--- Extracted data ---

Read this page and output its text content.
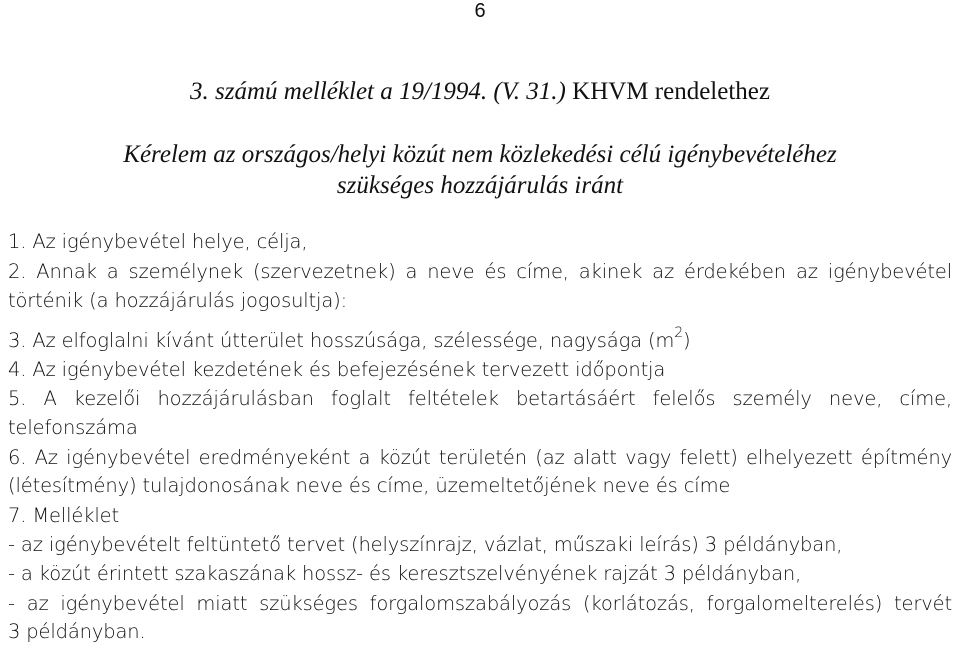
6
3. számú melléklet a 19/1994. (V. 31.) KHVM rendelethez
Kérelem az országos/helyi közút nem közlekedési célú igénybevételéhez
szükséges hozzájárulás iránt
1. Az igénybevétel helye, célja,
2. Annak a személynek (szervezetnek) a neve és címe, akinek az érdekében az igénybevétel
történik (a hozzájárulás jogosultja):
3. Az elfoglalni kívánt útterület hosszúsága, szélessége, nagysága $(m^2)$
4. Az igénybevétel kezdetének és befejezésének tervezett időpontja
5. A kezelői hozzájárulásban foglalt feltételek betartásáért felelős személy neve, címe,
telefonszáma
6. Az igénybevétel eredményeként a közút területén (az alatt vagy felett) elhelyezett építmény
(létesítmény) tulajdonosának neve és címe, üzemeltetőjének neve és címe
7. Melléklet
- az igénybevételt feltüntető tervet (helyszínrajz, vázlat, műszaki leírás) 3 példányban,
- a közút érintett szakaszának hossz- és keresztszelvényének rajzát 3 példányban,
- az igénybevétel miatt szükséges forgalomszabályozás (korlátozás, forgalomelterelés) tervét
3 példányban.
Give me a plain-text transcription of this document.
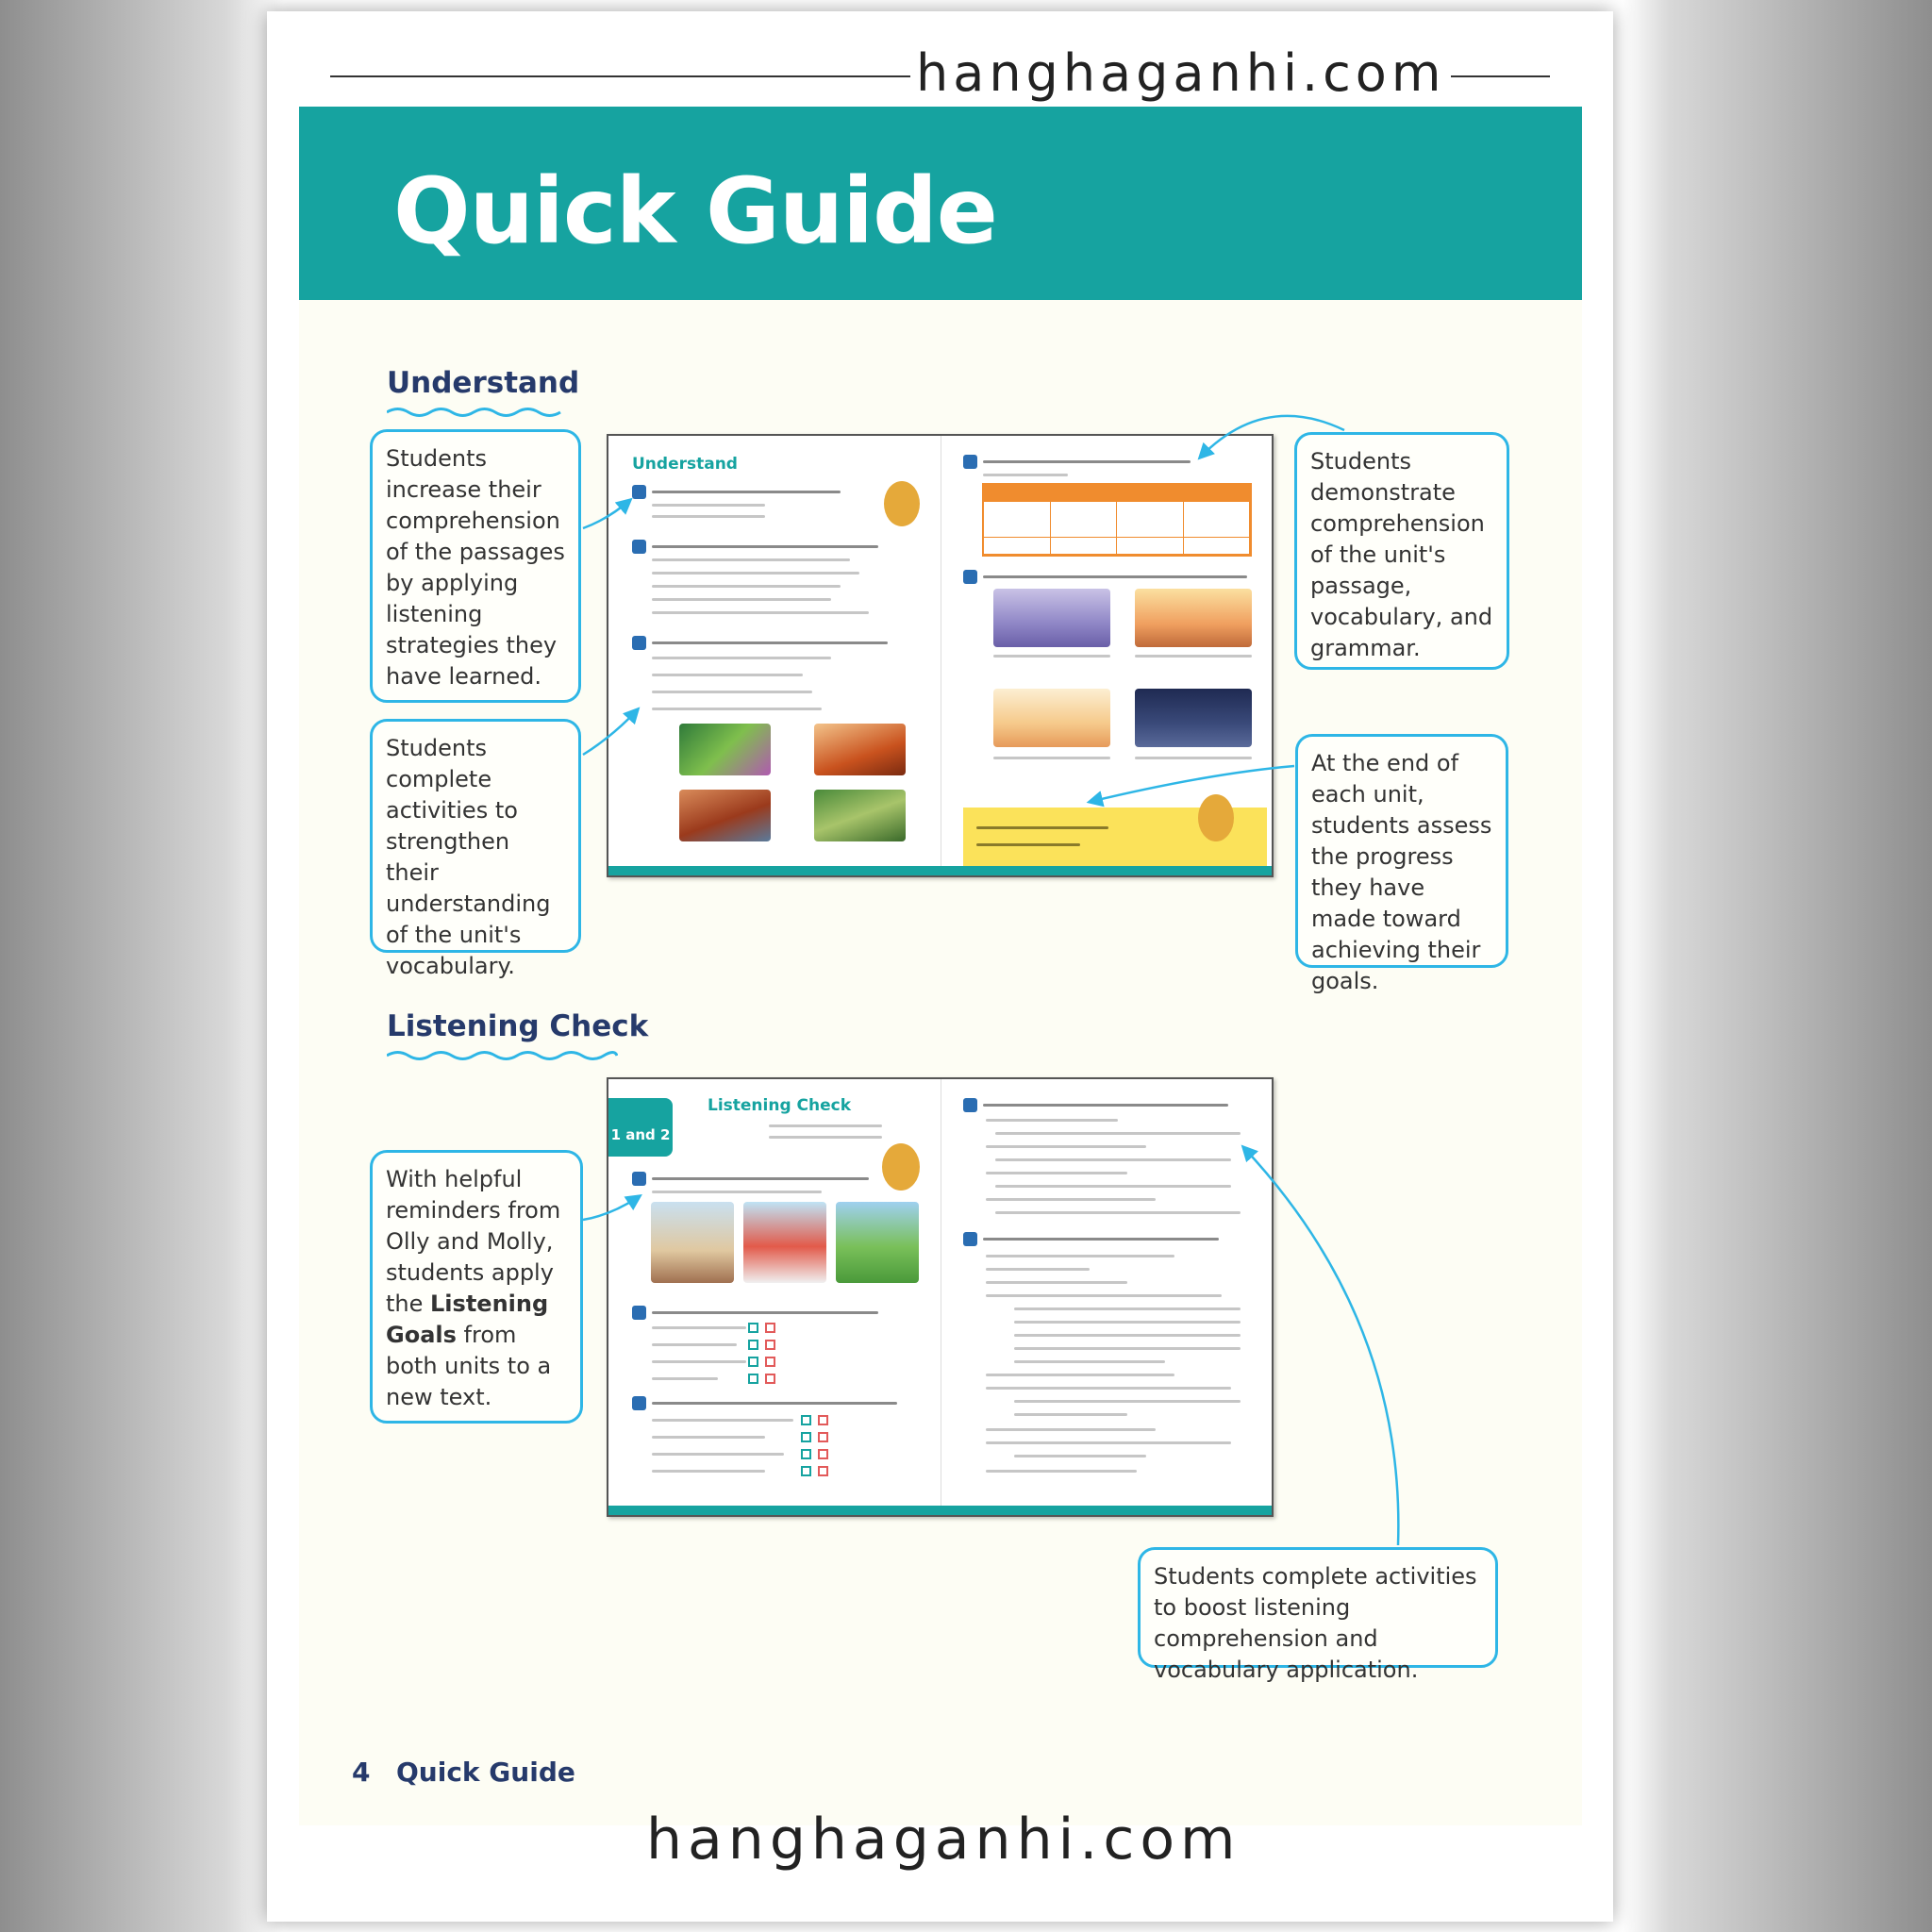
hanghaganhi.com
Quick Guide
Understand
Students increase their comprehension of the passages by applying listening strategies they have learned.
Students complete activities to strengthen their understanding of the unit's vocabulary.
Students demonstrate comprehension of the unit's passage, vocabulary, and grammar.
At the end of each unit, students assess the progress they have made toward achieving their goals.
Understand
Listening Check
With helpful reminders from Olly and Molly, students apply the Listening Goals from both units to a new text.
Students complete activities to boost listening comprehension and vocabulary application.
1 and 2
Listening Check
4 Quick Guide
hanghaganhi.com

---

Show every line from the entries above in which the word "példányban" appears.

**Response for this exercise**.
- az igénybevételt feltüntető tervet (helyszínrajz, vázlat, műszaki leírás) 3 példányban,
- a közút érintett szakaszának hossz- és keresztszelvényének rajzát 3 példányban,
3 példányban.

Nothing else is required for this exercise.